- _TASK BRIEF_
Write out all of the lines below, exactly and completely.
Start of INFORMATION GIVEN
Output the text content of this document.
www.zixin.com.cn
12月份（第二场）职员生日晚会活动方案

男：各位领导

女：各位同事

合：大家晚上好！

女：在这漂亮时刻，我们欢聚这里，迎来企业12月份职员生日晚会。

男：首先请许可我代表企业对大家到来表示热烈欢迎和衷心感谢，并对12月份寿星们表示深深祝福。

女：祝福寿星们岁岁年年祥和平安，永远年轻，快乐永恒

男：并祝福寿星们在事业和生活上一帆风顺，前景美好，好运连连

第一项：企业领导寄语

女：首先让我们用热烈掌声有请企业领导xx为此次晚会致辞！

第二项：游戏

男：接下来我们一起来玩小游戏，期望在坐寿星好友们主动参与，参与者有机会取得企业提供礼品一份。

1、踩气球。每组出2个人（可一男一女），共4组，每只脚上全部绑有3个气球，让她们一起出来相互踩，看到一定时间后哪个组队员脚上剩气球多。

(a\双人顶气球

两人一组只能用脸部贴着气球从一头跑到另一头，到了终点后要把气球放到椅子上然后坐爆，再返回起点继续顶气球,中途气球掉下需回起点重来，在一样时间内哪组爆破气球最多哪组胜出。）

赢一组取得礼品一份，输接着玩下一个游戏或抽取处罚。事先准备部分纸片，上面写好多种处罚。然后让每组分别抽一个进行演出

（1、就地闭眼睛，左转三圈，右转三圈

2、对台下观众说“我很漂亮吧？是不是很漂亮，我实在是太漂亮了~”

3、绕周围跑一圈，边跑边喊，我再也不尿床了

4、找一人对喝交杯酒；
End of INFORMATION GIVEN
- _WRITTEN ANSWER_
Output the text content of this document.
www.zixin.com.cn
12月份（第二场）职员生日晚会活动方案

男：各位领导

女：各位同事

合：大家晚上好！

女：在这漂亮时刻，我们欢聚这里，迎来企业12月份职员生日晚会。

男：首先请许可我代表企业对大家到来表示热烈欢迎和衷心感谢，并对12月份寿星们表示深深祝福。

女：祝福寿星们岁岁年年祥和平安，永远年轻，快乐永恒

男：并祝福寿星们在事业和生活上一帆风顺，前景美好，好运连连

第一项：企业领导寄语

女：首先让我们用热烈掌声有请企业领导xx为此次晚会致辞！

第二项：游戏

男：接下来我们一起来玩小游戏，期望在坐寿星好友们主动参与，参与者有机会取得企业提供礼品一份。

1、踩气球。每组出2个人（可一男一女），共4组，每只脚上全部绑有3个气球，让她们一起出来相互踩，看到一定时间后哪个组队员脚上剩气球多。

(a\双人顶气球

两人一组只能用脸部贴着气球从一头跑到另一头，到了终点后要把气球放到椅子上然后坐爆，再返回起点继续顶气球,中途气球掉下需回起点重来，在一样时间内哪组爆破气球最多哪组胜出。）

赢一组取得礼品一份，输接着玩下一个游戏或抽取处罚。事先准备部分纸片，上面写好多种处罚。然后让每组分别抽一个进行演出

（1、就地闭眼睛，左转三圈，右转三圈

2、对台下观众说“我很漂亮吧？是不是很漂亮，我实在是太漂亮了~”

3、绕周围跑一圈，边跑边喊，我再也不尿床了

4、找一人对喝交杯酒；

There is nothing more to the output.